» DIRECTIONS
In the article about Trump's choice for Labor Secretary, copy out the passage beginning at the words "Take a wild" and ending after the words "said on Thursday.".

» EXTRACT
Demonstrators prepare signs supporting the raising of the federal minimum wage during May Day demonstrations in New York, N.Y., on May 1, 2014.
Photo by Lucas Jackson/Reuters

Trump eyes the ‘worst-case scenario’ for the Labor Department

Updated
Last week, The American Prospect had a report on the “Fight for 15” campaign, committed to raising the minimum wage to $15 an hour, and the challenges facing the national initiative. Looking ahead to Donald Trump’s Labor Secretary nominee, the article added, “Perhaps the worst-case scenario for low-wage workers would be Andy Puzder.”

Take a wild guess who’s apparently getting the gig.
President-elect Donald J. Trump is expected to name Andrew F. Puzder, chief executive of the company that operates the fast food outlets Hardee’s and Carl’s Jr. and an outspoken critic of the worker protections enacted by the Obama administration, to be secretary of labor, people close to the transition said on Thursday.

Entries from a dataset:
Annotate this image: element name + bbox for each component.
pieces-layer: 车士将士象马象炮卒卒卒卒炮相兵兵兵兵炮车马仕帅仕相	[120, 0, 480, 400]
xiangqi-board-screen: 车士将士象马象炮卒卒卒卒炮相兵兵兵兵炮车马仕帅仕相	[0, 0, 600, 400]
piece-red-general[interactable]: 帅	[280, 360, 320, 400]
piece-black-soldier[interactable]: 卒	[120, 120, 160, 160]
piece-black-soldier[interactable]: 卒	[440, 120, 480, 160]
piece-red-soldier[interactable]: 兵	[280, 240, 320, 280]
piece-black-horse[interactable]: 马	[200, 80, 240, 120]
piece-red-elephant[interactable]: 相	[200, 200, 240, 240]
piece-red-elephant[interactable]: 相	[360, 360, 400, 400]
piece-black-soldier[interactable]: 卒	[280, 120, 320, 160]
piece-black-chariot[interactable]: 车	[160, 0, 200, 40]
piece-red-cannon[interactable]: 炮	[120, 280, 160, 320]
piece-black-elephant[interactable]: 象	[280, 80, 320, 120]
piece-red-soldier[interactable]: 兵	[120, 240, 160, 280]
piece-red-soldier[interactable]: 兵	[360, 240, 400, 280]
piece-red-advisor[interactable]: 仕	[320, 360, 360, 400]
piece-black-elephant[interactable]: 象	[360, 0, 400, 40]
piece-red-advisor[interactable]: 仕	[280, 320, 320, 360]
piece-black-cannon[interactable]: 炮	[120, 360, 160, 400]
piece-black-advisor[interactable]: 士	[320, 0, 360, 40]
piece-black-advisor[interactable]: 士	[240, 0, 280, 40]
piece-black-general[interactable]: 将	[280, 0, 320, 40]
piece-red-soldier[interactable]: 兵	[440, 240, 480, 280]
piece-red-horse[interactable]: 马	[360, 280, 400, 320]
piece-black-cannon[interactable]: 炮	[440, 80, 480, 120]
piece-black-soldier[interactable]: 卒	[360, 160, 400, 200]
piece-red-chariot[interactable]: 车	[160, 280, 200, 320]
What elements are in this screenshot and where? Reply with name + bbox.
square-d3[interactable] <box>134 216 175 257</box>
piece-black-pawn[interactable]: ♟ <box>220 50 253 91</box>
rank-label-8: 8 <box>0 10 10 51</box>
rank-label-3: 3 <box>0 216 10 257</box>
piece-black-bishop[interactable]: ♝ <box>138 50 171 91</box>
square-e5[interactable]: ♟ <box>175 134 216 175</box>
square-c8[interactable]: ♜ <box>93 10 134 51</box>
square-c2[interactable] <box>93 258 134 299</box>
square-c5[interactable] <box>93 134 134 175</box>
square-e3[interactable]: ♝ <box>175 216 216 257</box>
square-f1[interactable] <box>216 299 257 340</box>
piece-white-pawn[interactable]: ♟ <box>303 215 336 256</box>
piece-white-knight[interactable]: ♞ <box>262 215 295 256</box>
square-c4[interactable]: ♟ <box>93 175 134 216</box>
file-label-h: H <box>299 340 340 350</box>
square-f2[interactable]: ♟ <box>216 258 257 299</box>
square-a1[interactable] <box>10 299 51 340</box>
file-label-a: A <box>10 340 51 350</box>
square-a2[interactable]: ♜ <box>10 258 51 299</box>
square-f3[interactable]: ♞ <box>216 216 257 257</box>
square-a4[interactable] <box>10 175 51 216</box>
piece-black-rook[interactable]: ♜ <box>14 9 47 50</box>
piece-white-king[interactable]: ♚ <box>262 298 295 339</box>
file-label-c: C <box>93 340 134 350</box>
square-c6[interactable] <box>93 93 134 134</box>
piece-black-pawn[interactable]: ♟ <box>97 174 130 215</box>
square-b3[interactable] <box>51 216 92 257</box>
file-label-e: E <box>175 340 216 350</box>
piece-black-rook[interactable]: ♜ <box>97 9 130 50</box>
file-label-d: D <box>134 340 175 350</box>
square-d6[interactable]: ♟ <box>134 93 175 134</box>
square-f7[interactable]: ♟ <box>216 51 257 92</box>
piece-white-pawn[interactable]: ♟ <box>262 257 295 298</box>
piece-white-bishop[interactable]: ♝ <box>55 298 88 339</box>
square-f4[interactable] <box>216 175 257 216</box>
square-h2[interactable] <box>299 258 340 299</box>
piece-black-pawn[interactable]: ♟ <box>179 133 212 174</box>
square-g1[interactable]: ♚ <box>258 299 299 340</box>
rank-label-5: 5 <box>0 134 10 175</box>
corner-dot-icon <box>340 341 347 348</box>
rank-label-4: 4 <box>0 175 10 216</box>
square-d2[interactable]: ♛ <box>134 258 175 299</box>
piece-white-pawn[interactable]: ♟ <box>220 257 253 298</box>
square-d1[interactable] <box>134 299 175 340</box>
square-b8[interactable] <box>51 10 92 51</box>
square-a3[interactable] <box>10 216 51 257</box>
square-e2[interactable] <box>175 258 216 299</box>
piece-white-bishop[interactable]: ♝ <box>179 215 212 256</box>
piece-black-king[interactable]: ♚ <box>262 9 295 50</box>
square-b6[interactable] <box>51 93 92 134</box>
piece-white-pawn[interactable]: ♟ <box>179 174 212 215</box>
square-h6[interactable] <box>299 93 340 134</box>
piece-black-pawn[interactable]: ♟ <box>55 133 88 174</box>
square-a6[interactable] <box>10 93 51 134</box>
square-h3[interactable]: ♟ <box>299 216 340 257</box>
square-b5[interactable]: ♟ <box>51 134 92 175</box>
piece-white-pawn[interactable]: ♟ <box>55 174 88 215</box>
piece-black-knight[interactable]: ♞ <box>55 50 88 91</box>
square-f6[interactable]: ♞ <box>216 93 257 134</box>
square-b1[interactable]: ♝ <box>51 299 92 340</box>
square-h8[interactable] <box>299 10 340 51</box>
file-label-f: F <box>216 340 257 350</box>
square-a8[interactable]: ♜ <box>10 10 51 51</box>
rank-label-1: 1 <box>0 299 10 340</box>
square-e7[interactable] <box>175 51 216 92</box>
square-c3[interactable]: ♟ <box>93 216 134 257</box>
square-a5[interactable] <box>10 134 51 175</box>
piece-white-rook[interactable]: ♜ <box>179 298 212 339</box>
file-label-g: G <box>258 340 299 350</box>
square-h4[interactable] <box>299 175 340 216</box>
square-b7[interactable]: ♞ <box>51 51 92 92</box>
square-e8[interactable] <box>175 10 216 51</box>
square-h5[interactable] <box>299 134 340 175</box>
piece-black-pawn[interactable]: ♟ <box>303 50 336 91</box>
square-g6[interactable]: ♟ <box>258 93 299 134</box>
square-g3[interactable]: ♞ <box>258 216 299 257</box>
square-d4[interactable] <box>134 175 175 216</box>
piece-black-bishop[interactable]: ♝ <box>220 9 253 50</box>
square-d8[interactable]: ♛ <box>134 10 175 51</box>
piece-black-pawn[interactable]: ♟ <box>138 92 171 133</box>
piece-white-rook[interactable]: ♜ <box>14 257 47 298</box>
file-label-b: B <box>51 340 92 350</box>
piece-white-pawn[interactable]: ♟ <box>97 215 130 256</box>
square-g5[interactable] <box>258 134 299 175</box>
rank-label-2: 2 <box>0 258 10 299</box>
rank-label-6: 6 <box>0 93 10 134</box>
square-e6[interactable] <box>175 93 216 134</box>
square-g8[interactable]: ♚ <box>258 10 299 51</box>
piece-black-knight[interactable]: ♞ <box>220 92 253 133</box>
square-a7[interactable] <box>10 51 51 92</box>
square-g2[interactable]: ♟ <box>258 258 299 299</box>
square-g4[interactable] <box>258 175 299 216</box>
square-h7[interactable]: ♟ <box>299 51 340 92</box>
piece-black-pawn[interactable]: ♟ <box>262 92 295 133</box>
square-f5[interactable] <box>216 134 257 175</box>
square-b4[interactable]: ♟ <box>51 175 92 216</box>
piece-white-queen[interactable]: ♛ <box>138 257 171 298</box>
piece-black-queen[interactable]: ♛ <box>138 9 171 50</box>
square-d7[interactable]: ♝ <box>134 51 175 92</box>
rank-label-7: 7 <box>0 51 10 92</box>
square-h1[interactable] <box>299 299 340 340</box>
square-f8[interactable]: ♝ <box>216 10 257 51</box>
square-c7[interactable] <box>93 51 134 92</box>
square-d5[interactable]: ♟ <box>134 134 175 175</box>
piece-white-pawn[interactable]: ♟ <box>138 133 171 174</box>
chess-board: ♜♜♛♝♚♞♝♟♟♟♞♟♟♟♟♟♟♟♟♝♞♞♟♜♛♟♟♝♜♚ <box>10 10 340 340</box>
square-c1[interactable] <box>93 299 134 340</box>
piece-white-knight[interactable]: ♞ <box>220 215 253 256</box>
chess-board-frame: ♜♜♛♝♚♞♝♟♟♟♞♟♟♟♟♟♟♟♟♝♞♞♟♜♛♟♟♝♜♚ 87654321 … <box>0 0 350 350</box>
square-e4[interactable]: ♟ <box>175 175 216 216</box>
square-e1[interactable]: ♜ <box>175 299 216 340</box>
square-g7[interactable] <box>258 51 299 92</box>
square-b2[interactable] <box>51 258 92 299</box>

» TASK SOLUTION
Take a wild guess who’s apparently getting the gig.
President-elect Donald J. Trump is expected to name Andrew F. Puzder, chief executive of the company that operates the fast food outlets Hardee’s and Carl’s Jr. and an outspoken critic of the worker protections enacted by the Obama administration, to be secretary of labor, people close to the transition said on Thursday.